- [Supplied text]:
+ + + + + + +
Have you tried sitting beside the cot and stroking her face or head whilst singing (badly in my case)? I got to the stage where I had to put one hand on her chest to stop her from rolling about or standing up and se eventually went to sleep. I then progressed to sitting beside her without touching or singing then moved further away from the cot. It DID work but a series of illnesses hols etc set her back so we've pulled ou all the stops and are in the middle of cc. She was about 7 months when we did that. It is still a sleep association but imo it's easier to break than cuddling or feeding.
HTH

egypt Tue 04-Jan-05 17:44:37

thanks hayls. she often falls asleep immediately when i put my hand on her chest actually. only to scream when she wakes a few mins later and realises i've gone. better than cuddling though, i agree.

egypt Wed 05-Jan-05 09:40:31

well....we resorted to the washing machine ON and the pram in front of it at 1am. she slept until 530 like that. weird. i wonder if she has an aversion to her cot all of a sudden. dh lowered it the other day as she's getting mobile, and tbh, she has been worse since then. even feeding her didnt help last night. after a bf she still wouldnt go down.

Hayls Wed 05-Jan-05 10:55:33

Just another thought but do you have a set bedtime routine? My dd won't settle herself during the day but will at night and I'm sure it's because she's in such a good routine that she knows it's coming up and is getting ready for it.
Sorry last night didn't go very well

egypt Wed 05-Jan-05 11:08:25

yes we do. we always have bath, feed and bed at the same time in the same way. have forever. she goes down fairly well most nights. its just the resettling thats the problem. she is obviously winding me roung her little finger now as even feeding last night wouldnt settle. we are away at the w/e and my mum is having her - have i said that? - so when we get back we need to do some serious cc i think. its that bad.

Hayls Wed 05-Jan-05 16:05:07

Oh Egypt, my sympathies are truly with you. Go for your weekend away and enjoy yourself, if you can
ANd if you do try cc, it will be hard but I'm sure it wil work, probably just as you're about to give up!

egypt Thu 06-Jan-05 12:17:17

thanks hayls and thanks for your email. i hope you are right.
last night my mum did bath and bottle - which she wouldnt take, then bed, at which point she screamed. mum gave her a cuddle and she just kept looking at the door. each time mum walked to the door she calmed down. it was a nightmare. i ended up bf her. i a just hoping that when i'm not here she wont think about a bf. there have been occassion just the last couple of weeks where dh was able to give her a bottle and put her down no probs, then she was happy to have bottle in the night. i dont know why she wont now. my mum may just have to resort to washing machine in the early hours like i did 2 nights ago and if she goes the night without food at least i'll know she can and do cc more happily when we get back.

Hayls Thu 06-Jan-05 14:33:23

Book in post today Egypt!
+ + + + + + +
- [Parts of the exercise]:
**a.** Copy out the records word for word, from their first line through the line that contains "spotC-ylabel: Current [A]", including both of those lines.
**b.** Write the next part of the forum thread about settling a baby to sleep, picking up after its last post.
+ + + + + + +
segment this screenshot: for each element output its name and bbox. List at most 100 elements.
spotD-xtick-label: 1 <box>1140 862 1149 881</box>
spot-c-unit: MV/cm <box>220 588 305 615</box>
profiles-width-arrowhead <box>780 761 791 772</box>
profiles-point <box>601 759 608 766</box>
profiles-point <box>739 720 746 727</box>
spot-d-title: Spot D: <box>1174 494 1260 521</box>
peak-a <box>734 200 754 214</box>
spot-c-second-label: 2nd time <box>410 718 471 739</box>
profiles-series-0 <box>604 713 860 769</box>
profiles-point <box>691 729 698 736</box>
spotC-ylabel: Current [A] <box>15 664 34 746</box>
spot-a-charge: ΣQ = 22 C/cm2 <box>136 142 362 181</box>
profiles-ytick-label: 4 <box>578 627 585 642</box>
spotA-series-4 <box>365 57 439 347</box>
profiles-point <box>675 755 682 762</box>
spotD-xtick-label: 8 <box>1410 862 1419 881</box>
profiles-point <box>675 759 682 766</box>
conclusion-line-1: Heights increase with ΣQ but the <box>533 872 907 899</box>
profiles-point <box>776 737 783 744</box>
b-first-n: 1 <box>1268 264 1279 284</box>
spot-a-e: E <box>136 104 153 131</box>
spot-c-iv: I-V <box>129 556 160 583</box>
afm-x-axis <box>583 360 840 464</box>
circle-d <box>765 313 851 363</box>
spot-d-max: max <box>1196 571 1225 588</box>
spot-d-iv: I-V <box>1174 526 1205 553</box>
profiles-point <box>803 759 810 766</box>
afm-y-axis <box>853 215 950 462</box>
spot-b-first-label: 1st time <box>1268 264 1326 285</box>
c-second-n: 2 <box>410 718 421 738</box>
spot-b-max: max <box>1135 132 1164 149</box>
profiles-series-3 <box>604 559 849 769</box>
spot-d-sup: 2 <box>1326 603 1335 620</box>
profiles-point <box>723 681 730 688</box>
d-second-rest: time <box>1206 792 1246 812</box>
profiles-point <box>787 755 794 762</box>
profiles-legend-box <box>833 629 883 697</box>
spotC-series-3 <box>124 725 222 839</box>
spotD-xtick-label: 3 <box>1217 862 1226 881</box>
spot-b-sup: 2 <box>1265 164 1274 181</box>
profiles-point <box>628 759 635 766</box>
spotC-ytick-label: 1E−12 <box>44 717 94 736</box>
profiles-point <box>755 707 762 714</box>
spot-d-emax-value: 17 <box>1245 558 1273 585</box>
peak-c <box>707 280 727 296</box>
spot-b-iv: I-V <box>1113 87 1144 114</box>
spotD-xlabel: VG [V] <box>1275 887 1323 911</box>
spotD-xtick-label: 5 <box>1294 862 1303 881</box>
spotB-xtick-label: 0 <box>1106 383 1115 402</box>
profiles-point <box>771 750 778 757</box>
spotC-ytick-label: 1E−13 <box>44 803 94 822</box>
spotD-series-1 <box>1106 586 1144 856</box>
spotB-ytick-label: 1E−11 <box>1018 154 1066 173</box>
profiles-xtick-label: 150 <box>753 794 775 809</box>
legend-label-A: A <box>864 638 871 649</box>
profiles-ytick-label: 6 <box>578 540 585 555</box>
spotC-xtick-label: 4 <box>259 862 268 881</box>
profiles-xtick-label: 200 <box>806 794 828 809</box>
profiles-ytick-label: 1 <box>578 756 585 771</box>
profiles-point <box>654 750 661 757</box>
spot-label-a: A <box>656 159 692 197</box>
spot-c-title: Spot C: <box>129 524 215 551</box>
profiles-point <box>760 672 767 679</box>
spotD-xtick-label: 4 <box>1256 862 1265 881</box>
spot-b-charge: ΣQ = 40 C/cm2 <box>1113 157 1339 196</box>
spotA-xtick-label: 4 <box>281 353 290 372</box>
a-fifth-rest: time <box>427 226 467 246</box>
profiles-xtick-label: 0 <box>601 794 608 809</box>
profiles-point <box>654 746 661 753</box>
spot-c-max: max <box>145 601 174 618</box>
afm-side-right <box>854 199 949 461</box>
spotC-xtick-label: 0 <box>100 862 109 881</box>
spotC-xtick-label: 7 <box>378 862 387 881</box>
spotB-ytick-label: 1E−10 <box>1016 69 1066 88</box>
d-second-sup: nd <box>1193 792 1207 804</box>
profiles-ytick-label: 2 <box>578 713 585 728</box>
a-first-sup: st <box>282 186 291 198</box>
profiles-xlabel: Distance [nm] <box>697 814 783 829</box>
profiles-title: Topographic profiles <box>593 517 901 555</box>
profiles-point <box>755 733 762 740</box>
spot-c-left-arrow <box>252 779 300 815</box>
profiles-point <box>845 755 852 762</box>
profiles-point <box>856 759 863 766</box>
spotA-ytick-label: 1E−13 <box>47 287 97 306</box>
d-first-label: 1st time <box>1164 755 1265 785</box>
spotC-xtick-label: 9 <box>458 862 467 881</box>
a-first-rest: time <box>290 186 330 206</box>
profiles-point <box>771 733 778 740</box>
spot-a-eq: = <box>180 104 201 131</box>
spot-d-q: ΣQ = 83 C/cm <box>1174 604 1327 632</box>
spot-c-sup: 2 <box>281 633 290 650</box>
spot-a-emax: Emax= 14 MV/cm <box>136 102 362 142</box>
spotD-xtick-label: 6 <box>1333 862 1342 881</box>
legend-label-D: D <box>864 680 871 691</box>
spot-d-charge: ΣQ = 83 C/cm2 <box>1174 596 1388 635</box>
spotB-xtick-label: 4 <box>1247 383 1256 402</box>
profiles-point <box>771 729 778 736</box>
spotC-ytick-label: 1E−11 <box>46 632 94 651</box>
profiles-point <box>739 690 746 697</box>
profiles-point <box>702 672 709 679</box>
+ + + + + + +
- [Responses in order]:
**a.**
segment this screenshot: for each element output its name and bbox. List at most 100 elements.
spotD-xtick-label: 1 <box>1140 862 1149 881</box>
spot-c-unit: MV/cm <box>220 588 305 615</box>
profiles-width-arrowhead <box>780 761 791 772</box>
profiles-point <box>601 759 608 766</box>
profiles-point <box>739 720 746 727</box>
spot-d-title: Spot D: <box>1174 494 1260 521</box>
peak-a <box>734 200 754 214</box>
spot-c-second-label: 2nd time <box>410 718 471 739</box>
profiles-series-0 <box>604 713 860 769</box>
profiles-point <box>691 729 698 736</box>
spotC-ylabel: Current [A] <box>15 664 34 746</box>

**b.**
Denisa Sun 09-Jan-05 11:18:46

Hi there

If I may suggest give it another month and try cc again. I posted a message about a month ago, my dd was also waking up every 1-1.5h up to 10 times a night. We tried cc at 6.5 months and she just cried for 2.5h and would not go to sleep. I have taken advise from other moms and read Dr Ferber's book and tried again this wednesday. DD fell asleep after 1h of crying (could take longer)woke up 3 times and slept 7h in a row for the first time in her life. Friday was our 3rd night and she slept through. I sympathise with you as it is so hard not to sleep and harder to do cc when tired. We decided to do it because our holiday was cancelled a few hours before flight and we were therefore both at home - it helps great deal - at least for the 4 nights. I must say that we went from co-sleeping, dummy, rocking to sleep on Tuesday to sleeping in her cot (1st time), her room, no dummy wednesday. I think they just understand more when they get tiny bit older. 6-7 months may be too young. Good luck, hopefully it will help.

Denisa Sun 09-Jan-05 11:22:52

Also must add that the crying is very very bad, but you must persist. Just when we thought we cannot take it any longer, she would fall asleep. Don't give in, as Dr Ferber mentions you are doing your child a favour, teaching her to sleep and get more rest. My dd is so different in the day, full of energy and not much winging. I was so against the crying, first night cried myself on the sofa as she got hysterical. But it gets a little bit better. Can't say more as we are just in the middle, will keep you posted.

egypt Tue 11-Jan-05 15:33:02

thanks for the posts and thanks for the book hayls! but i need your address to post it back sometime.

Have been away for the weekend and left dd with my mum....scary as she has been so dependent on bf in the night, but think we have broken that habit at least. she woke the first night and tried to suck my mum! she screamed and wouldnt give up, so mum had to put her in front of the noisy washing machine. the second night she had forgotten that habit! maybe because i hadnt been around to feed her in the day. she had a cuddle then fell back to sleep. the third night she woke even later than normal, quick cuddle then back to sleep. again at 5, then woke for the day at 745. has been much better, although i am yet to try it myself, as my mum did it last night even though we were home. i havent bf her since i have been home, so she hasnt had it for 4 days. have been expressing, but only need to do that once a day now. think bf may be finished..sad, but if thats what its going to take for my dd to sleep without bf then so be it. i know, maybe bf in the day might not give her that sleep association, but not sure i want to risk it.......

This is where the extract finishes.